TO DO
Check each line below for "бюджета" and report how many have it, nothing else.
......
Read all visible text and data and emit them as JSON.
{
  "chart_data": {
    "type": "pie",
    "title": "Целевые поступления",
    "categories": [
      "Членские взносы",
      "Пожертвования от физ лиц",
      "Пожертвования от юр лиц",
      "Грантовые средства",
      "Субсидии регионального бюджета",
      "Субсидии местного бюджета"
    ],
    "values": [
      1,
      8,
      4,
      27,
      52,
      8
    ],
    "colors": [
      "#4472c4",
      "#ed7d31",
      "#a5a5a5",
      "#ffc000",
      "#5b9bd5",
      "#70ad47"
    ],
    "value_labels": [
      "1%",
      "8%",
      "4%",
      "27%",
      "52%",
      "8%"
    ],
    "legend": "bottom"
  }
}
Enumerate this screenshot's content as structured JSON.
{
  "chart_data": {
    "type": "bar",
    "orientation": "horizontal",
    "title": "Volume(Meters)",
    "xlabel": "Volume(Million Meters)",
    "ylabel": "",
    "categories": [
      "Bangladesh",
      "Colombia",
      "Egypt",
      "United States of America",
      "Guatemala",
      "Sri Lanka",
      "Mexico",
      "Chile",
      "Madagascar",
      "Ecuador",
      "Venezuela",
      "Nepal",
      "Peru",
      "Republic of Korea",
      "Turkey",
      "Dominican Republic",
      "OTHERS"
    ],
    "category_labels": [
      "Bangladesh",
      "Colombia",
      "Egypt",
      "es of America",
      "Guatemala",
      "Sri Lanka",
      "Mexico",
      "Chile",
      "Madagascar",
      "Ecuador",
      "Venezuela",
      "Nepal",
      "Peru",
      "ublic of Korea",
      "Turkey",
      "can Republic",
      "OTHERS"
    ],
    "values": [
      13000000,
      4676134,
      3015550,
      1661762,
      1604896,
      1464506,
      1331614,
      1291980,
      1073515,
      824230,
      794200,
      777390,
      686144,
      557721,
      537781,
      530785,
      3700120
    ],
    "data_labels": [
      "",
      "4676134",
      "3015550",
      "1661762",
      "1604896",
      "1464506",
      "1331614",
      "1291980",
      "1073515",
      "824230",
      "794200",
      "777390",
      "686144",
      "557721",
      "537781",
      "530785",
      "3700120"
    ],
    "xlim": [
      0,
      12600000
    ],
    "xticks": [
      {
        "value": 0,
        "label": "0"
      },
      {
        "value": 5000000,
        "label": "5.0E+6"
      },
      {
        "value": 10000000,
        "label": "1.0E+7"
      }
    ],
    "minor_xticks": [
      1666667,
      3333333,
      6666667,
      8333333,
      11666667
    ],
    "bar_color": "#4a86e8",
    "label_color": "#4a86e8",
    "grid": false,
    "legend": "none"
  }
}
......
WRITTEN RESPONSE
2